EXERCISE OBJECTIVE = Identify the lines that contain the word "belt", then copy them.

DATA TO PROCESS =
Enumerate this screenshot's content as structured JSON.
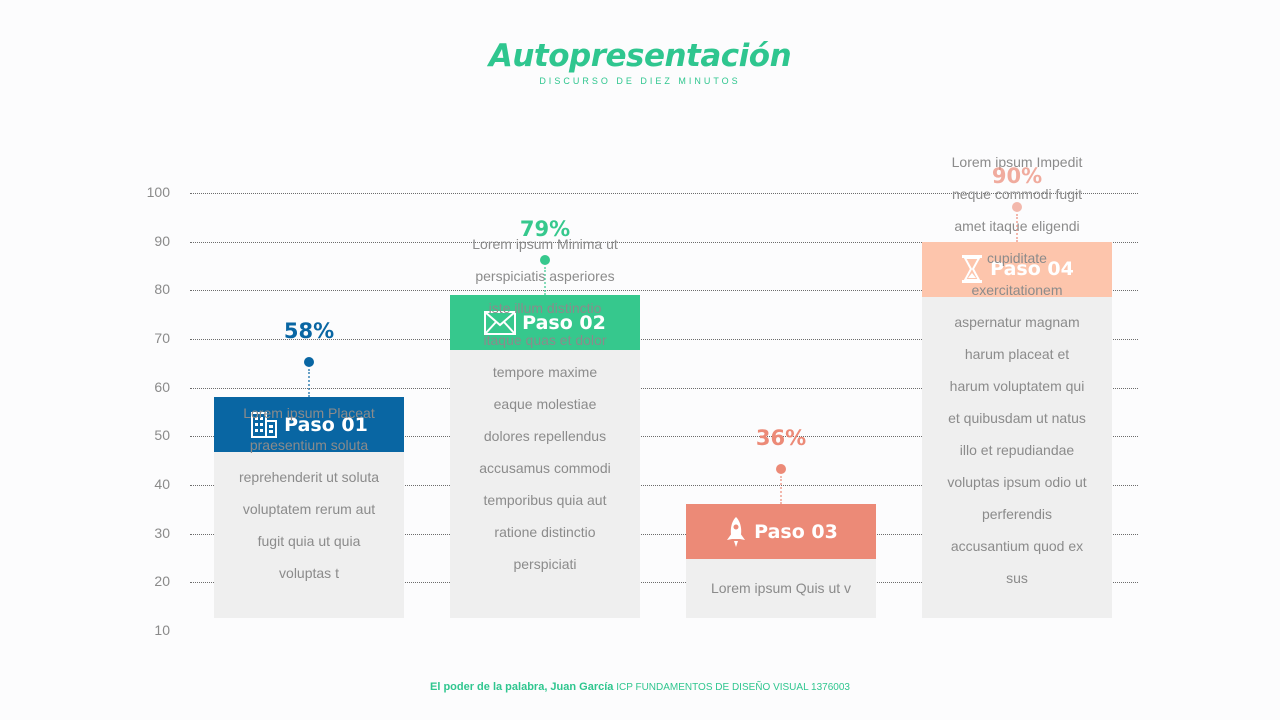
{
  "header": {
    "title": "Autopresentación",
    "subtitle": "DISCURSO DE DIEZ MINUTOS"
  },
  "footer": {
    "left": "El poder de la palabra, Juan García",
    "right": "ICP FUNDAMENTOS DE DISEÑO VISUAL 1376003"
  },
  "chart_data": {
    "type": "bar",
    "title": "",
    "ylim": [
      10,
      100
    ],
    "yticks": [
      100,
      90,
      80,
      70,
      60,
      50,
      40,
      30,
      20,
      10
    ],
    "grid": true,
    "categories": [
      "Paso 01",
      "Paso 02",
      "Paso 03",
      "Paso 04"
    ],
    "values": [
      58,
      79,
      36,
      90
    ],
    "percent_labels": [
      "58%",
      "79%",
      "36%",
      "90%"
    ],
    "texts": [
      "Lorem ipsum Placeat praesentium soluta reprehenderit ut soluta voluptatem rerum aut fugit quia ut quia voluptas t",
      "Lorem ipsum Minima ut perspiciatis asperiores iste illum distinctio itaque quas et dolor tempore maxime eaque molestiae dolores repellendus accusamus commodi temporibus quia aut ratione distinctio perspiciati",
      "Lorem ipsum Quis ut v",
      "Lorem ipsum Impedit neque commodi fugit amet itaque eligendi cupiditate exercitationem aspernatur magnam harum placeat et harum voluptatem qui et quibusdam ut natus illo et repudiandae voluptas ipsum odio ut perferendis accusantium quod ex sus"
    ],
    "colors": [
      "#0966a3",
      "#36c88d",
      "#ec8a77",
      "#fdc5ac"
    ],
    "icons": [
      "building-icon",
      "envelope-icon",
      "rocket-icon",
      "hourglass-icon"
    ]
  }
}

---

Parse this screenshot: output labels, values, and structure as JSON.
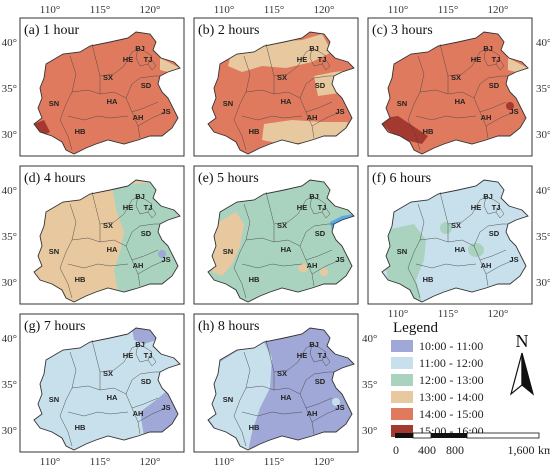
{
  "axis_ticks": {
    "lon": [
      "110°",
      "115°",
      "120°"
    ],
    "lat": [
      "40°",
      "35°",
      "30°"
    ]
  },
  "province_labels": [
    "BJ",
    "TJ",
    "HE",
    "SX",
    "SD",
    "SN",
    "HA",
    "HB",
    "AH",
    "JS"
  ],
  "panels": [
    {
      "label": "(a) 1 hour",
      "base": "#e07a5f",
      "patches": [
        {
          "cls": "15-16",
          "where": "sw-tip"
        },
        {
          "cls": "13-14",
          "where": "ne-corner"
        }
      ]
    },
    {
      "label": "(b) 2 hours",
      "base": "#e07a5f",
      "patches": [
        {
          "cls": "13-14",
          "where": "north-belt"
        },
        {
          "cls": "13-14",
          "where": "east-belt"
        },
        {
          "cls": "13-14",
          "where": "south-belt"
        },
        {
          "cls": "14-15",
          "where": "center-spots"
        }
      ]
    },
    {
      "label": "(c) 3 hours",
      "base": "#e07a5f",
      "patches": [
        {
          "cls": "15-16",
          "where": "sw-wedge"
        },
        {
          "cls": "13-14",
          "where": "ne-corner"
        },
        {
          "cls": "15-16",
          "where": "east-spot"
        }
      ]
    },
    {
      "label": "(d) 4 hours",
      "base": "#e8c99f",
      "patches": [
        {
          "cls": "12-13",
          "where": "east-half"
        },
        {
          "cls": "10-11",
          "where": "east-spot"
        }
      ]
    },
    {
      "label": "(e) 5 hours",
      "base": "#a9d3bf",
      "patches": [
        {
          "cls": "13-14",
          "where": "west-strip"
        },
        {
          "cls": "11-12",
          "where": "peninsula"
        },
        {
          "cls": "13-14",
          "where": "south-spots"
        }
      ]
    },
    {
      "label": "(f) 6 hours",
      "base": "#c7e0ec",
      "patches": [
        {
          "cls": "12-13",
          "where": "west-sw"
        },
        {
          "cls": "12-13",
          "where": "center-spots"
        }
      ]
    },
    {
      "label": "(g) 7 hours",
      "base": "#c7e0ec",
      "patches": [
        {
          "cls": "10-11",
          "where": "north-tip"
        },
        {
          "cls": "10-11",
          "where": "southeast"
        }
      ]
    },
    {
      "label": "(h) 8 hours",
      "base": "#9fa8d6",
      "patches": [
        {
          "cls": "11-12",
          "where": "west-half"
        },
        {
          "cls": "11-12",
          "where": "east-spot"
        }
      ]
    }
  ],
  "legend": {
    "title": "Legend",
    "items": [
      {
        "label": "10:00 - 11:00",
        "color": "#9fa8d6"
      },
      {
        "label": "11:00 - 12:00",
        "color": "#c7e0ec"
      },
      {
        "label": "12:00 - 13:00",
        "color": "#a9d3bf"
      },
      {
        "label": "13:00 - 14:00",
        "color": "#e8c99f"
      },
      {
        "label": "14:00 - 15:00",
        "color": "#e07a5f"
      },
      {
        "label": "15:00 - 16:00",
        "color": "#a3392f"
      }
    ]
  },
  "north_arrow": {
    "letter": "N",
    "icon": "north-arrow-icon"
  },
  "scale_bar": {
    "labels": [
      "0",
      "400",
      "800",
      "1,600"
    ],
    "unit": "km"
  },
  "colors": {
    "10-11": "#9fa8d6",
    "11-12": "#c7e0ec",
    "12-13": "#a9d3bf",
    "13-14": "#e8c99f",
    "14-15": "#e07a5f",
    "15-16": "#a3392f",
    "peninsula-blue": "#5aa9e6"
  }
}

CORRECT RESULT =
          "where": "north-belt"
          "where": "east-belt"
          "where": "south-belt"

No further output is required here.